§ Task to complete
Count the lines that hold the string "Structural". Reply with the number alone.
+++ Input material
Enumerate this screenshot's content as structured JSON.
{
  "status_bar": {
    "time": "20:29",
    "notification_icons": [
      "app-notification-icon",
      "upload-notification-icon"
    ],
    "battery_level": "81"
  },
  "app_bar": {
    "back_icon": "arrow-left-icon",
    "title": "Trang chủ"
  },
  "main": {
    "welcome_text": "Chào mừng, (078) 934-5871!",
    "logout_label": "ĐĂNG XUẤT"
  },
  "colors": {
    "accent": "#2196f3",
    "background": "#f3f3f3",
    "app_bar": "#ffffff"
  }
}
++++++
+++ Input material
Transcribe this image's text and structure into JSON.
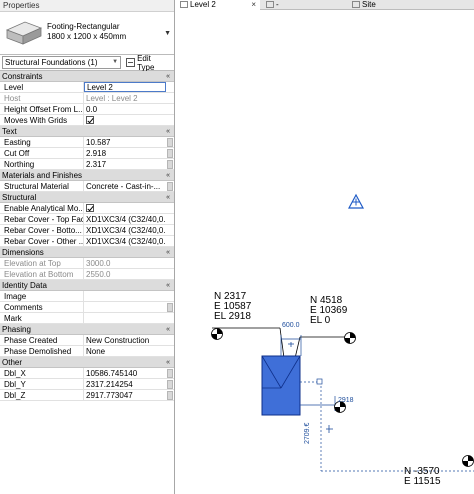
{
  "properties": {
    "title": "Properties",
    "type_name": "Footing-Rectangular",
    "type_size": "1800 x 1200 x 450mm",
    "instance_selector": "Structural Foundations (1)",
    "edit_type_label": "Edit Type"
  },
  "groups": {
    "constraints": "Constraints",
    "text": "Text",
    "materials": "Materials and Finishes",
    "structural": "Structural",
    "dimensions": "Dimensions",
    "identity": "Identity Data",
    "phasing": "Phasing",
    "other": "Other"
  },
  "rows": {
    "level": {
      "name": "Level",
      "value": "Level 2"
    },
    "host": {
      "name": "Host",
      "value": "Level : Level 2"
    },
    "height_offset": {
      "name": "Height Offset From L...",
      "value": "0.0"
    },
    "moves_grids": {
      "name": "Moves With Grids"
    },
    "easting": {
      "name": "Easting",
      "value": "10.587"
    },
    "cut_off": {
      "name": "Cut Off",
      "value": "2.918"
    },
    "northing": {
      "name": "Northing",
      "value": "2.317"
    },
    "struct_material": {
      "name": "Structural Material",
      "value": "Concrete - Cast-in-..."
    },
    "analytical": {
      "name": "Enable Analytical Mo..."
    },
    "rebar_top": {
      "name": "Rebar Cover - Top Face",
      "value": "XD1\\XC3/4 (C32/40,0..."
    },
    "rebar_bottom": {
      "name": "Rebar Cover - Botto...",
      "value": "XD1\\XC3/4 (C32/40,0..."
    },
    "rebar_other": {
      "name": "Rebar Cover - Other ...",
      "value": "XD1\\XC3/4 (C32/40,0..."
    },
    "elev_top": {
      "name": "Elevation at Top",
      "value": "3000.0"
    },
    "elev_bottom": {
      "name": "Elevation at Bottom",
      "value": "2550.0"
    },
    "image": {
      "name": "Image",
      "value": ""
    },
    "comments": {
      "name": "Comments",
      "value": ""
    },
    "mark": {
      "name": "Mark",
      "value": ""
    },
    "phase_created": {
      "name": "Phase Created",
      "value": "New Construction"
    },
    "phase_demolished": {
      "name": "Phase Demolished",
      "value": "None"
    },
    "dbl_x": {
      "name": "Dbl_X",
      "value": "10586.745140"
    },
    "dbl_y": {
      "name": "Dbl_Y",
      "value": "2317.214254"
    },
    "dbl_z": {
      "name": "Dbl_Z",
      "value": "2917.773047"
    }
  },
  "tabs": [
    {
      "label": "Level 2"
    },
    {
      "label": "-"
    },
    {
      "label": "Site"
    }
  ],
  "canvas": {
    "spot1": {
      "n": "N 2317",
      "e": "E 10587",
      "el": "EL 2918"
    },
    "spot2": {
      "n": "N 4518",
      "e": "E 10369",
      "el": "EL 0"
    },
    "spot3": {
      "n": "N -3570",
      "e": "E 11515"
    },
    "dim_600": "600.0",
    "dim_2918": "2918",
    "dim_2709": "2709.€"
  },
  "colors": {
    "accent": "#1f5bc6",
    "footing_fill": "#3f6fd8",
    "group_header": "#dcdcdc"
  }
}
++++++
§ Reply
3